Figure content listings
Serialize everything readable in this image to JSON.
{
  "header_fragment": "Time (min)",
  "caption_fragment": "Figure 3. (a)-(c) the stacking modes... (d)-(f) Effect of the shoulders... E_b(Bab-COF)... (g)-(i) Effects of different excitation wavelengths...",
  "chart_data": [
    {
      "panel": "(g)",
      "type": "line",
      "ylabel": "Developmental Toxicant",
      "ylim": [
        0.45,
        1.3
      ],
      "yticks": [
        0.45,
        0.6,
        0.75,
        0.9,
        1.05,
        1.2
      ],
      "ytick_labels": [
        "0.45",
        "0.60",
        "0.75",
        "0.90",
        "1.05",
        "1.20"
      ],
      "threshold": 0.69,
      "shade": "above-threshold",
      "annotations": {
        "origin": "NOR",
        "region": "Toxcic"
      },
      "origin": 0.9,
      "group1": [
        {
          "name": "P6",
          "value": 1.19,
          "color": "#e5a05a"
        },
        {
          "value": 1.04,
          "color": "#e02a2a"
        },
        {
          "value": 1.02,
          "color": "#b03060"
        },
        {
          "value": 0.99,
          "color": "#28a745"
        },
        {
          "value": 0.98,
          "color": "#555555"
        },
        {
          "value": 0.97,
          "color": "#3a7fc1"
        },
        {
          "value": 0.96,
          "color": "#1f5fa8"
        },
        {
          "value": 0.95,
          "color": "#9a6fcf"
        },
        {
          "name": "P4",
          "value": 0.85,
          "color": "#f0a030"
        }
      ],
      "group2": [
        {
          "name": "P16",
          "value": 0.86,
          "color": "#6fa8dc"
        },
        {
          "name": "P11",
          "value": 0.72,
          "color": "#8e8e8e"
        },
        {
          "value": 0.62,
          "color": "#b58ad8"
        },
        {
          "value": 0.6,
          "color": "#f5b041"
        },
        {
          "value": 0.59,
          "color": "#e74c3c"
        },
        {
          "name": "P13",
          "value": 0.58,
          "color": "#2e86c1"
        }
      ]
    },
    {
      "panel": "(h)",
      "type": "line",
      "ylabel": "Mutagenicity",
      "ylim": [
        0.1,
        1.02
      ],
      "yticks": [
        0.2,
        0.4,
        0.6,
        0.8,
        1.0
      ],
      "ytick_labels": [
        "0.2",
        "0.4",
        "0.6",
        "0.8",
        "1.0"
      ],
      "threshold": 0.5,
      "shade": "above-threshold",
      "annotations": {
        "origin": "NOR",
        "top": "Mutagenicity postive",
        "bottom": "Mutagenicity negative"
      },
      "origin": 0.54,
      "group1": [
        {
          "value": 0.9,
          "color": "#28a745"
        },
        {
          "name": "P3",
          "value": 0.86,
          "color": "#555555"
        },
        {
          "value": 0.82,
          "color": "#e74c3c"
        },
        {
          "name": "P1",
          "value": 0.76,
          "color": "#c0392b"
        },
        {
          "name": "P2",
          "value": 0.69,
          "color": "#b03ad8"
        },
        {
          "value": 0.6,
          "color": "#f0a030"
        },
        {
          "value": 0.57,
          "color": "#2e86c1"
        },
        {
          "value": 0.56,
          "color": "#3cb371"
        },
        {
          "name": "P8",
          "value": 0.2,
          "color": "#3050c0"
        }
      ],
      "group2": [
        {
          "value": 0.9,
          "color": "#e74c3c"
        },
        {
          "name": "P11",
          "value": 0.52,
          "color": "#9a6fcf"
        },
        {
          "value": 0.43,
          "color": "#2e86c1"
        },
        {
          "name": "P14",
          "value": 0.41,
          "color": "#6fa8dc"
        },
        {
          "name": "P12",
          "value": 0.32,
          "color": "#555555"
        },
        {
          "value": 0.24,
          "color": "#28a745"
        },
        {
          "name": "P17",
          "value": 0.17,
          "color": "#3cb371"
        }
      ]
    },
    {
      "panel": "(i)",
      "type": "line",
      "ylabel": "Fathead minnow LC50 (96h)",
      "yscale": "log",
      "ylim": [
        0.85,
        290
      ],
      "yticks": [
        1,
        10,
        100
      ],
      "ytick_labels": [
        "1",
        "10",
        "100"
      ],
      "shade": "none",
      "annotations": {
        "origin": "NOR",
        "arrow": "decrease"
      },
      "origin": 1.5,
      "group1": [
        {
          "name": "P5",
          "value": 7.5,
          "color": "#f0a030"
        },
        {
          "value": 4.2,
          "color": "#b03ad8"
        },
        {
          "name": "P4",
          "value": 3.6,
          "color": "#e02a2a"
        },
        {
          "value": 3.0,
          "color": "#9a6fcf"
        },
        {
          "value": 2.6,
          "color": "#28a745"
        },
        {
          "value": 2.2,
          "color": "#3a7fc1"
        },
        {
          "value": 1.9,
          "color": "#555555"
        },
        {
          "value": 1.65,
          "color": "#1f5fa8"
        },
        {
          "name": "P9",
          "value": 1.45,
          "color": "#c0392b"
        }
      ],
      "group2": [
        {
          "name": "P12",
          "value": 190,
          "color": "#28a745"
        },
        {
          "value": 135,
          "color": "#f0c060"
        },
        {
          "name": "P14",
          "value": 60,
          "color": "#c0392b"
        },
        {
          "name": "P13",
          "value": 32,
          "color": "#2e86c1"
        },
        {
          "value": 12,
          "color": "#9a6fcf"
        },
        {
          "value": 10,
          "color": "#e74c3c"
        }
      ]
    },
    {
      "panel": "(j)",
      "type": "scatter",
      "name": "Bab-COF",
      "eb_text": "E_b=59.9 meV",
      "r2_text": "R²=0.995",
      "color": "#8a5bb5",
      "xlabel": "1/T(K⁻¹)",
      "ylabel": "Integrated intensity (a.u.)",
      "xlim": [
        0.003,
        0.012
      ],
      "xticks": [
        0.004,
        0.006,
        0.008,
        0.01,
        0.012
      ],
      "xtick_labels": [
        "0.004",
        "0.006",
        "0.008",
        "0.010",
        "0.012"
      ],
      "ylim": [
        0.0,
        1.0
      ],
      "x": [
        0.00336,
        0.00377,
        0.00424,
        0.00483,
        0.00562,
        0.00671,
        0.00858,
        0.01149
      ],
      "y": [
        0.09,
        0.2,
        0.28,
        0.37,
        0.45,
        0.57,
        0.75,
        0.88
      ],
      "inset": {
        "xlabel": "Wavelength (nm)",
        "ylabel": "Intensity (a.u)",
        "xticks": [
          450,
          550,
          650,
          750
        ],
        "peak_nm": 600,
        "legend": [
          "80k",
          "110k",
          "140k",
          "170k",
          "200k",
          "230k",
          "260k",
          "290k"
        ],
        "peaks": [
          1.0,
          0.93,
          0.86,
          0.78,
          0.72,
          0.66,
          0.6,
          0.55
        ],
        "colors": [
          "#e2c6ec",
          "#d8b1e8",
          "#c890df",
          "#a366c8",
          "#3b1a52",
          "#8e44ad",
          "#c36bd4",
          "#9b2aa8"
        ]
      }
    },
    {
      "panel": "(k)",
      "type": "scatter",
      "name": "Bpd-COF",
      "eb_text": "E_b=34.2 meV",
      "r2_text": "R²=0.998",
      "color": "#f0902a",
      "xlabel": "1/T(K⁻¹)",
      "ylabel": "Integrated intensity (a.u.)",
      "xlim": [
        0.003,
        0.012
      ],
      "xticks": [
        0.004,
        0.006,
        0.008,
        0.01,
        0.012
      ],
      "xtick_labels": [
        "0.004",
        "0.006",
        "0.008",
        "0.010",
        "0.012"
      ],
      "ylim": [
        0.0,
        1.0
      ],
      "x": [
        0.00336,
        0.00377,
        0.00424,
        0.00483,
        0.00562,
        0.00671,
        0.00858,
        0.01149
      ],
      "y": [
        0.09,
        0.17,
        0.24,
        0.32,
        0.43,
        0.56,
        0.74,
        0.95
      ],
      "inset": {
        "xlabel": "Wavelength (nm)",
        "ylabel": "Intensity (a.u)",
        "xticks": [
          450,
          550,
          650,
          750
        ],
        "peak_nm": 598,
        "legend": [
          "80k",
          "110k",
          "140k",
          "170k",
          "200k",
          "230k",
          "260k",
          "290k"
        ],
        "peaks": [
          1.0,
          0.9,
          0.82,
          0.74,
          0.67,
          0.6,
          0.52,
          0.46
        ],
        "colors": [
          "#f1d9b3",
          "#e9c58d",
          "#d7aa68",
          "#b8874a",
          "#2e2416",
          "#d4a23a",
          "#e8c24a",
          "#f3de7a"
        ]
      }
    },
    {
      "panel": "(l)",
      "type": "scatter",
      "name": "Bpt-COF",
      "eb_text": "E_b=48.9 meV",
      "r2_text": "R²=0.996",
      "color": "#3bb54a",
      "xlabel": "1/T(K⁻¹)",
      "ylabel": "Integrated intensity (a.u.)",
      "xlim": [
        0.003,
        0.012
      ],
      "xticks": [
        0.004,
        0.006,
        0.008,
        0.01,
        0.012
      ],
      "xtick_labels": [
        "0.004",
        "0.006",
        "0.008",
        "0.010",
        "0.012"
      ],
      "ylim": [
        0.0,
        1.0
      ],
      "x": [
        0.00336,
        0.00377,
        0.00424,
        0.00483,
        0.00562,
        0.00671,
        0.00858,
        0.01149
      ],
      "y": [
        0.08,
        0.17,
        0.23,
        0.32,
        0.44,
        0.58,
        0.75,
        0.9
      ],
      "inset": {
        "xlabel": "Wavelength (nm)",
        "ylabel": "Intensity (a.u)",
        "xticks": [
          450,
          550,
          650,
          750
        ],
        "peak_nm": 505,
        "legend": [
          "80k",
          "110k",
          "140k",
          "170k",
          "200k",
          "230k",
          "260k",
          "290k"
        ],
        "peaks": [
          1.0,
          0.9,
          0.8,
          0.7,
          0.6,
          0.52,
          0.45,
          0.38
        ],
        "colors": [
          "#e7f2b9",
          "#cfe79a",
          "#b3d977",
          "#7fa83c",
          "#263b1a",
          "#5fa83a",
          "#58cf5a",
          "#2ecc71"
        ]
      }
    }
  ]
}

• _Your task_
Copy out each line in the preceding records that contains "threshold".

• _In response_
      "threshold": 0.69,
      "shade": "above-threshold",
      "threshold": 0.5,
      "shade": "above-threshold",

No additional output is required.